* BEGIN *
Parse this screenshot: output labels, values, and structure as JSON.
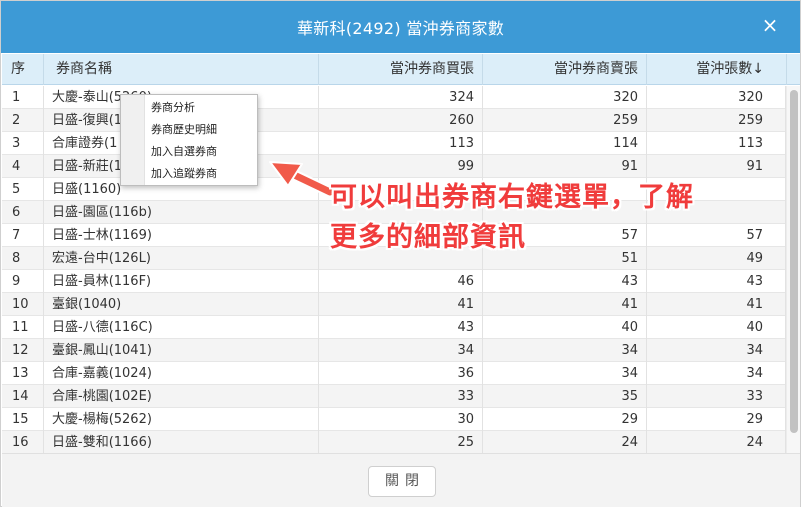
{
  "dialog": {
    "title": "華新科(2492) 當沖券商家數",
    "close_icon": "close-icon",
    "close_button_label": "關閉"
  },
  "table": {
    "columns": [
      "序",
      "券商名稱",
      "當沖券商買張",
      "當沖券商賣張",
      "當沖張數"
    ],
    "sort_indicator": "↓",
    "rows": [
      {
        "idx": "1",
        "name": "大慶-泰山(5260)",
        "buy": "324",
        "sell": "320",
        "count": "320"
      },
      {
        "idx": "2",
        "name": "日盛-復興(1",
        "buy": "260",
        "sell": "259",
        "count": "259"
      },
      {
        "idx": "3",
        "name": "合庫證券(1",
        "buy": "113",
        "sell": "114",
        "count": "113"
      },
      {
        "idx": "4",
        "name": "日盛-新莊(1",
        "buy": "99",
        "sell": "91",
        "count": "91"
      },
      {
        "idx": "5",
        "name": "日盛(1160)",
        "buy": "",
        "sell": "",
        "count": ""
      },
      {
        "idx": "6",
        "name": "日盛-園區(116b)",
        "buy": "",
        "sell": "",
        "count": ""
      },
      {
        "idx": "7",
        "name": "日盛-士林(1169)",
        "buy": "",
        "sell": "57",
        "count": "57"
      },
      {
        "idx": "8",
        "name": "宏遠-台中(126L)",
        "buy": "",
        "sell": "51",
        "count": "49"
      },
      {
        "idx": "9",
        "name": "日盛-員林(116F)",
        "buy": "46",
        "sell": "43",
        "count": "43"
      },
      {
        "idx": "10",
        "name": "臺銀(1040)",
        "buy": "41",
        "sell": "41",
        "count": "41"
      },
      {
        "idx": "11",
        "name": "日盛-八德(116C)",
        "buy": "43",
        "sell": "40",
        "count": "40"
      },
      {
        "idx": "12",
        "name": "臺銀-鳳山(1041)",
        "buy": "34",
        "sell": "34",
        "count": "34"
      },
      {
        "idx": "13",
        "name": "合庫-嘉義(1024)",
        "buy": "36",
        "sell": "34",
        "count": "34"
      },
      {
        "idx": "14",
        "name": "合庫-桃園(102E)",
        "buy": "33",
        "sell": "35",
        "count": "33"
      },
      {
        "idx": "15",
        "name": "大慶-楊梅(5262)",
        "buy": "30",
        "sell": "29",
        "count": "29"
      },
      {
        "idx": "16",
        "name": "日盛-雙和(1166)",
        "buy": "25",
        "sell": "24",
        "count": "24"
      }
    ]
  },
  "context_menu": {
    "items": [
      "券商分析",
      "券商歷史明細",
      "加入自選券商",
      "加入追蹤券商"
    ]
  },
  "annotation": {
    "line1": "可以叫出券商右鍵選單，了解",
    "line2": "更多的細部資訊",
    "color": "#f03c3c"
  },
  "colors": {
    "titlebar": "#3d9ad6",
    "header": "#dceef9"
  }
}
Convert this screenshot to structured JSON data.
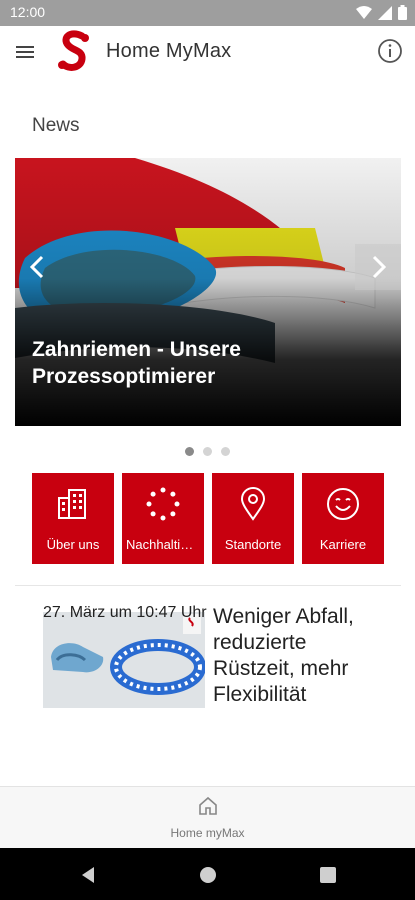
{
  "status_bar": {
    "time": "12:00"
  },
  "app_bar": {
    "title": "Home MyMax"
  },
  "news": {
    "title": "News",
    "slide_caption": "Zahnriemen - Unsere Prozessoptimierer",
    "dots_total": 3,
    "active_dot": 0
  },
  "tiles": [
    {
      "label": "Über uns",
      "icon": "building-icon"
    },
    {
      "label": "Nachhaltigkeit",
      "icon": "circle-dots-icon"
    },
    {
      "label": "Standorte",
      "icon": "location-pin-icon"
    },
    {
      "label": "Karriere",
      "icon": "smiley-icon"
    }
  ],
  "article": {
    "headline": "Weniger Abfall, reduzierte Rüstzeit, mehr Flexibilität",
    "date": "27. März um 10:47 Uhr"
  },
  "bottom_nav": {
    "home_label": "Home myMax"
  },
  "colors": {
    "brand_red": "#c8000f"
  }
}
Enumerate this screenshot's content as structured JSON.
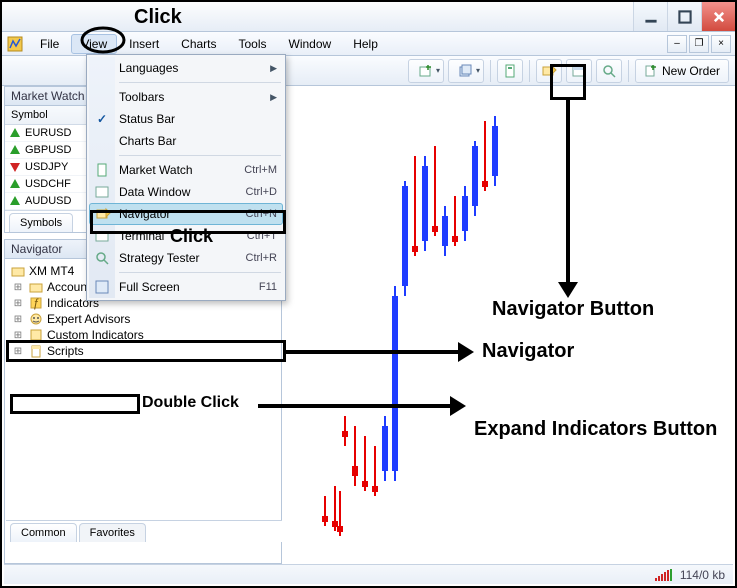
{
  "menubar": {
    "items": [
      "File",
      "View",
      "Insert",
      "Charts",
      "Tools",
      "Window",
      "Help"
    ]
  },
  "mdi": {
    "min": "–",
    "restore": "❐",
    "close": "×"
  },
  "toolbar": {
    "new_order_label": "New Order"
  },
  "dropdown": {
    "languages": "Languages",
    "toolbars": "Toolbars",
    "status_bar": "Status Bar",
    "charts_bar": "Charts Bar",
    "market_watch": {
      "label": "Market Watch",
      "shortcut": "Ctrl+M"
    },
    "data_window": {
      "label": "Data Window",
      "shortcut": "Ctrl+D"
    },
    "navigator": {
      "label": "Navigator",
      "shortcut": "Ctrl+N"
    },
    "terminal": {
      "label": "Terminal",
      "shortcut": "Ctrl+T"
    },
    "strategy": {
      "label": "Strategy Tester",
      "shortcut": "Ctrl+R"
    },
    "fullscreen": {
      "label": "Full Screen",
      "shortcut": "F11"
    }
  },
  "market_watch": {
    "title": "Market Watch",
    "col_symbol": "Symbol",
    "rows": [
      {
        "symbol": "EURUSD",
        "dir": "up"
      },
      {
        "symbol": "GBPUSD",
        "dir": "up"
      },
      {
        "symbol": "USDJPY",
        "dir": "down"
      },
      {
        "symbol": "USDCHF",
        "dir": "up"
      },
      {
        "symbol": "AUDUSD",
        "dir": "up"
      }
    ],
    "tab_symbols": "Symbols"
  },
  "navigator": {
    "title": "Navigator",
    "root": "XM MT4",
    "items": [
      "Accounts",
      "Indicators",
      "Expert Advisors",
      "Custom Indicators",
      "Scripts"
    ],
    "tab_common": "Common",
    "tab_favorites": "Favorites"
  },
  "status": {
    "conn": "114/0 kb"
  },
  "annotations": {
    "click1": "Click",
    "click2": "Click",
    "navigator_button": "Navigator Button",
    "navigator": "Navigator",
    "expand_indicators": "Expand Indicators Button",
    "double_click": "Double Click"
  }
}
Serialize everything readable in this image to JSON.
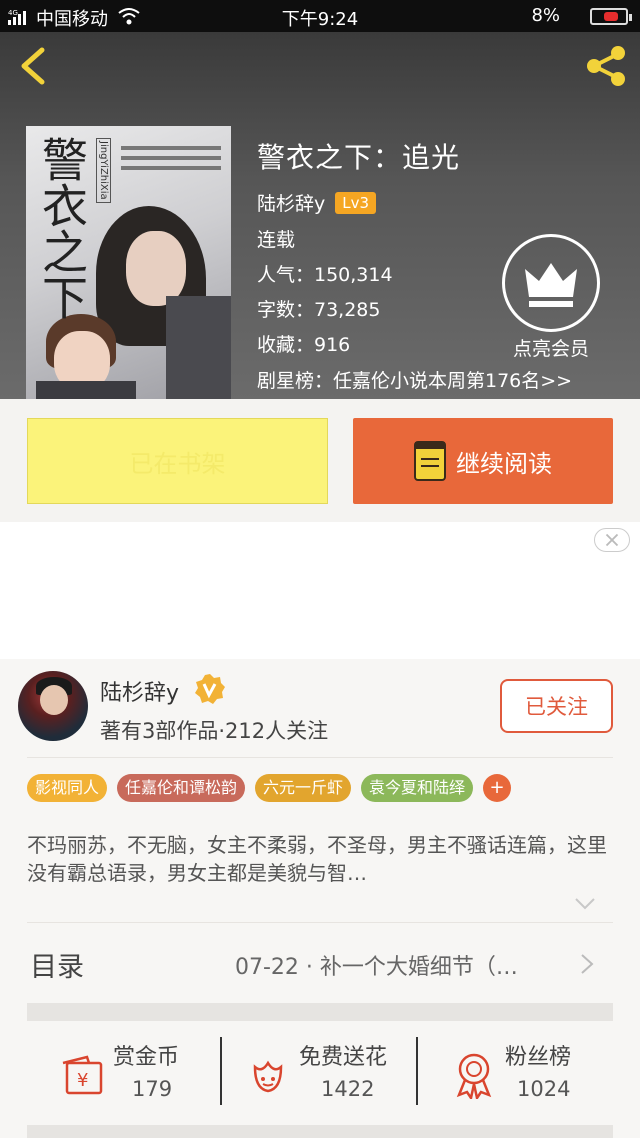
{
  "status_bar": {
    "carrier": "中国移动",
    "signal_label": "4G",
    "time": "下午9:24",
    "battery": "8%"
  },
  "book": {
    "title": "警衣之下：追光",
    "author": "陆杉辞y",
    "level": "Lv3",
    "status": "连载",
    "popularity": "人气：150,314",
    "word_count": "字数：73,285",
    "favorites": "收藏：916",
    "ranking": "剧星榜：任嘉伦小说本周第176名>>",
    "vip_label": "点亮会员",
    "cover": {
      "title": "警衣之下",
      "tag": "JingYiZhiXia"
    }
  },
  "actions": {
    "shelf_label": "已在书架",
    "read_label": "继续阅读"
  },
  "author_card": {
    "name": "陆杉辞y",
    "works": "著有3部作品·212人关注",
    "follow_label": "已关注"
  },
  "tags": [
    {
      "label": "影视同人",
      "color": "#f2b236"
    },
    {
      "label": "任嘉伦和谭松韵",
      "color": "#c86a5b"
    },
    {
      "label": "六元一斤虾",
      "color": "#e2a52e"
    },
    {
      "label": "袁今夏和陆绎",
      "color": "#8cb85a"
    }
  ],
  "tag_more": "+",
  "intro": "不玛丽苏，不无脑，女主不柔弱，不圣母，男主不骚话连篇，这里没有霸总语录，男女主都是美貌与智…",
  "toc": {
    "label": "目录",
    "latest": "07-22 · 补一个大婚细节（…"
  },
  "stats": [
    {
      "label": "赏金币",
      "value": "179",
      "icon": "reward-coin-icon"
    },
    {
      "label": "免费送花",
      "value": "1422",
      "icon": "flower-icon"
    },
    {
      "label": "粉丝榜",
      "value": "1024",
      "icon": "fan-rank-medal-icon"
    }
  ],
  "colors": {
    "accent": "#e8683a",
    "shelf_bg": "#fbf37a",
    "follow": "#e05a3c",
    "level_badge": "#f5a623",
    "back_share": "#f2d23a"
  }
}
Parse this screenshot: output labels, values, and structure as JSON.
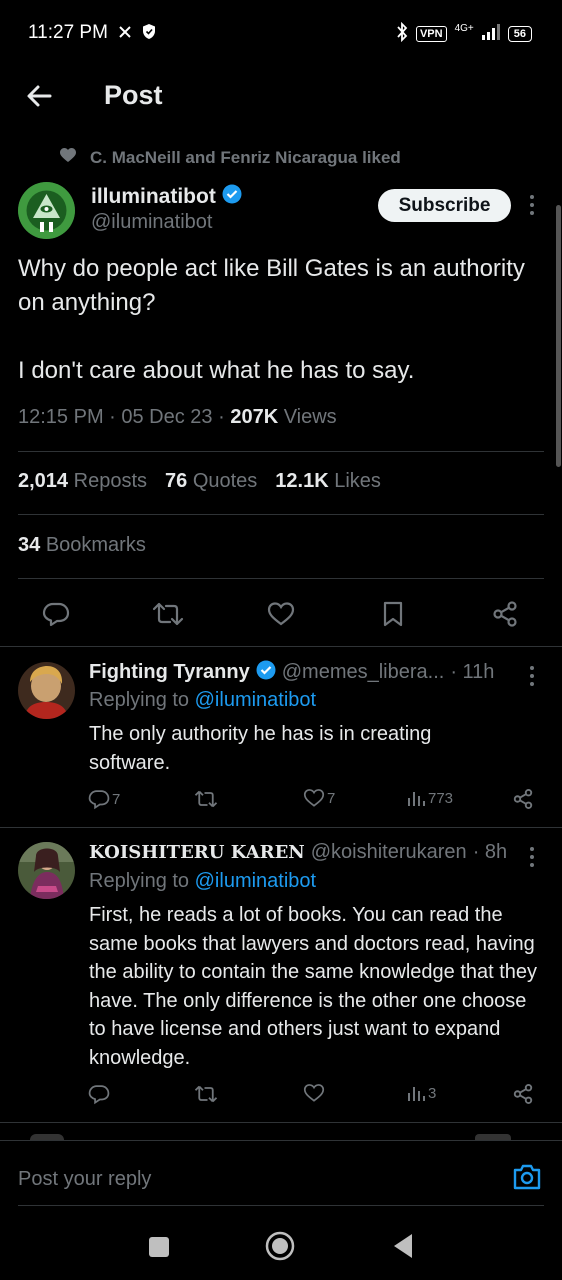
{
  "status_bar": {
    "time": "11:27 PM",
    "vpn": "VPN",
    "network": "4G+",
    "battery": "56"
  },
  "header": {
    "title": "Post"
  },
  "social_context": {
    "text": "C. MacNeill and Fenriz Nicaragua liked"
  },
  "author": {
    "name": "illuminatibot",
    "handle": "@iluminatibot",
    "subscribe_label": "Subscribe"
  },
  "tweet": {
    "paragraphs": [
      "Why do people act like Bill Gates is an authority on anything?",
      "I don't care about what he has to say."
    ],
    "time": "12:15 PM · 05 Dec 23 · ",
    "views_count": "207K",
    "views_label": " Views"
  },
  "stats": {
    "reposts_count": "2,014",
    "reposts_label": "Reposts",
    "quotes_count": "76",
    "quotes_label": "Quotes",
    "likes_count": "12.1K",
    "likes_label": "Likes",
    "bookmarks_count": "34",
    "bookmarks_label": "Bookmarks"
  },
  "replies": [
    {
      "name": "Fighting Tyranny",
      "handle": "@memes_libera...",
      "time": "· 11h",
      "replying_prefix": "Replying to ",
      "replying_to": "@iluminatibot",
      "text": "The only authority he has is in creating software.",
      "replies_count": "7",
      "likes_count": "7",
      "views_count": "773"
    },
    {
      "name": "KOISHITERU KAREN",
      "handle": "@koishiterukaren",
      "time": "· 8h",
      "replying_prefix": "Replying to ",
      "replying_to": "@iluminatibot",
      "text": "First, he reads a lot of books. You can read the same books that lawyers and doctors read, having the ability to contain the same knowledge that they have. The only difference is the other one choose to have license and others just want to expand knowledge.",
      "views_count": "3"
    }
  ],
  "reply_composer": {
    "placeholder": "Post your reply"
  },
  "colors": {
    "background": "#000000",
    "text": "#e7e9ea",
    "secondary": "#71767b",
    "accent": "#1d9bf0",
    "divider": "#2f3336"
  }
}
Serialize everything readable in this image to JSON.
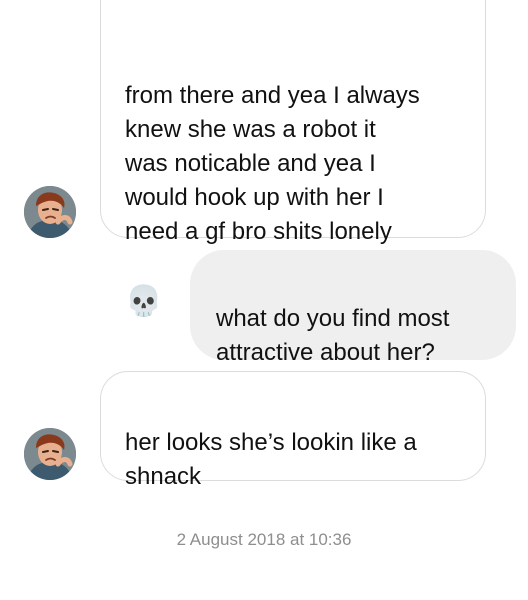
* END *
* _THE PROBLEM_
Give nothing but the count of lines in the listing above that hold the string "time".

* _EXERCISE SOLUTION_
6